#### [Instructions for the task]
Records follow. Copy every line with "premiers".

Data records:
"""
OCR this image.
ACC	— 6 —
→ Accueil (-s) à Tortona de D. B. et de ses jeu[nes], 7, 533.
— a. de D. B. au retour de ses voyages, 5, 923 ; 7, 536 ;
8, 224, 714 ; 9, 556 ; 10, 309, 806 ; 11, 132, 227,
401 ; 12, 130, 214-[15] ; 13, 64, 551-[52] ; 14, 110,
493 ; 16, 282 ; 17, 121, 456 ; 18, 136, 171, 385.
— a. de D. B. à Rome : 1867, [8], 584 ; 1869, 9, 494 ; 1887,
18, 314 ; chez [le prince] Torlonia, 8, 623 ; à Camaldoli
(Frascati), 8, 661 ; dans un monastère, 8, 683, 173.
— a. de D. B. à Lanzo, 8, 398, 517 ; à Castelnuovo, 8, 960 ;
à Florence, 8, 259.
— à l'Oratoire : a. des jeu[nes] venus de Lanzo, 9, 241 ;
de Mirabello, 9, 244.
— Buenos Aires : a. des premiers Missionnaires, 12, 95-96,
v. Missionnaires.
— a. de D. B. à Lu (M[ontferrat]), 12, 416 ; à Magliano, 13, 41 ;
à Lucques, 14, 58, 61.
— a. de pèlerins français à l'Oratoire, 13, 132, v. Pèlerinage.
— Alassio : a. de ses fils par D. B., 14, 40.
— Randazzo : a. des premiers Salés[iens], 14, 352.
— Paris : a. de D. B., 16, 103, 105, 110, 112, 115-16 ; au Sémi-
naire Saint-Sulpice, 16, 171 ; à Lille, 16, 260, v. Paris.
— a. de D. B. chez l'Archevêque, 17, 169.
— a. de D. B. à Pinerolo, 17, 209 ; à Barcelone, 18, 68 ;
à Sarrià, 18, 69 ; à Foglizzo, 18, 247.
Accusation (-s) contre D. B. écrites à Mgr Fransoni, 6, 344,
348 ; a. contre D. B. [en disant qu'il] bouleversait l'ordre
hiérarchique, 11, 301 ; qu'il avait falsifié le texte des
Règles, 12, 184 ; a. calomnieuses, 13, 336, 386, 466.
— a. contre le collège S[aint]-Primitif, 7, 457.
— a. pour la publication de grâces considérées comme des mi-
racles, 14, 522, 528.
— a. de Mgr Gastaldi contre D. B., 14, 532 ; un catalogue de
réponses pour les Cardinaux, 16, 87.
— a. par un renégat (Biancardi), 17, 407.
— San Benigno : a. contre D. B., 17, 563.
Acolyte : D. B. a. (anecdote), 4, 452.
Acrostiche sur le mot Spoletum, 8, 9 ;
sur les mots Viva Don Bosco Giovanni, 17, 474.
"""
"""
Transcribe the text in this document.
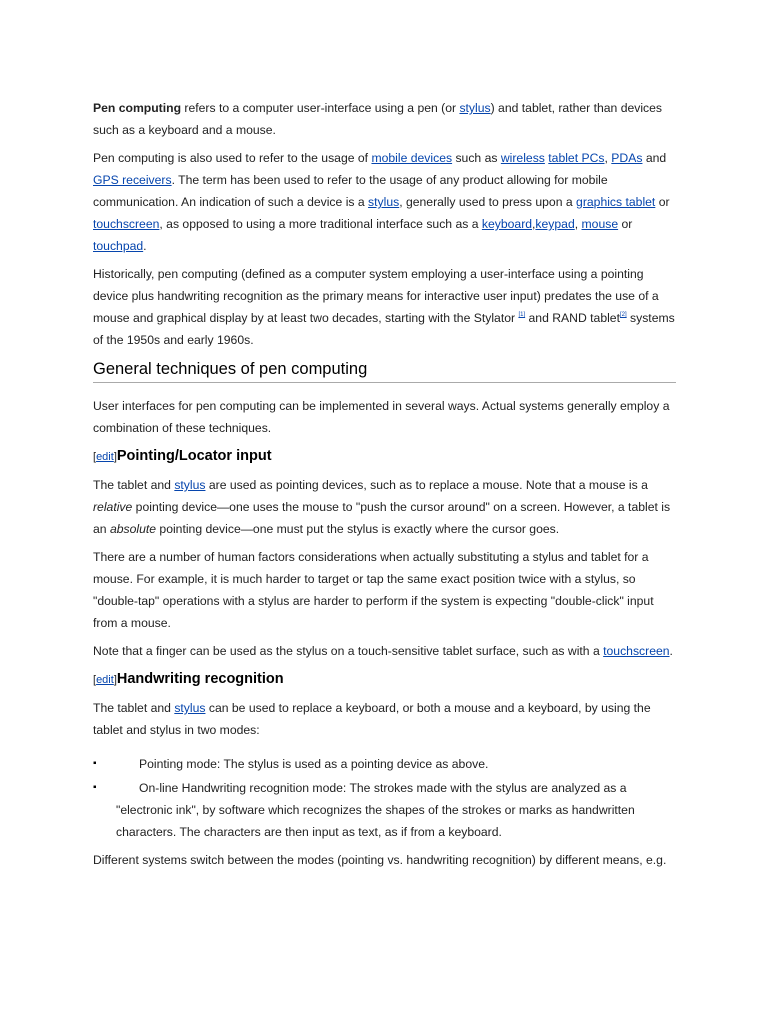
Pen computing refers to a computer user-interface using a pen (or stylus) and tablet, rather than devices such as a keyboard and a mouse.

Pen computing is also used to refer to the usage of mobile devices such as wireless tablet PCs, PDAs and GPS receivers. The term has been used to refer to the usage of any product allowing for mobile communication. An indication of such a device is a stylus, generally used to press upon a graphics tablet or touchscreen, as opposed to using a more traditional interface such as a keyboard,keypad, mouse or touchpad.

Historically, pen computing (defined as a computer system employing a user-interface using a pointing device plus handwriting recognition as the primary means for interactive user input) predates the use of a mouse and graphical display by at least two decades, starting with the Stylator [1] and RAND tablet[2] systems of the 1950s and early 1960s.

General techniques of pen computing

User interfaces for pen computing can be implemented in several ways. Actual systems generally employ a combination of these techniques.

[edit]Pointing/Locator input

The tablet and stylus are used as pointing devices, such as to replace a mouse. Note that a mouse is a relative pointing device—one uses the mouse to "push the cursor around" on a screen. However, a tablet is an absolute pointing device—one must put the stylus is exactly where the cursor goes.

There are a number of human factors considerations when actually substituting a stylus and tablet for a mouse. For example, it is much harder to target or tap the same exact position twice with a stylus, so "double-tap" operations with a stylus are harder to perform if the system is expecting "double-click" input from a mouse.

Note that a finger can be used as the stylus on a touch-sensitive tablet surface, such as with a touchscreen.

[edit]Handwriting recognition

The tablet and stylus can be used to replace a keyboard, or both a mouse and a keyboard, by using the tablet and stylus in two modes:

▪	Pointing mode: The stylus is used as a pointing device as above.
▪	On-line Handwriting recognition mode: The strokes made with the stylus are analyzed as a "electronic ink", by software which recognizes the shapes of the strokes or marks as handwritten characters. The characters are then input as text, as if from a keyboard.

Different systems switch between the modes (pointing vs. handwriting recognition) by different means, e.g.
"""
#### [Reply]
— Buenos Aires : a. des premiers Missionnaires, 12, 95-96,
— Randazzo : a. des premiers Salés[iens], 14, 352.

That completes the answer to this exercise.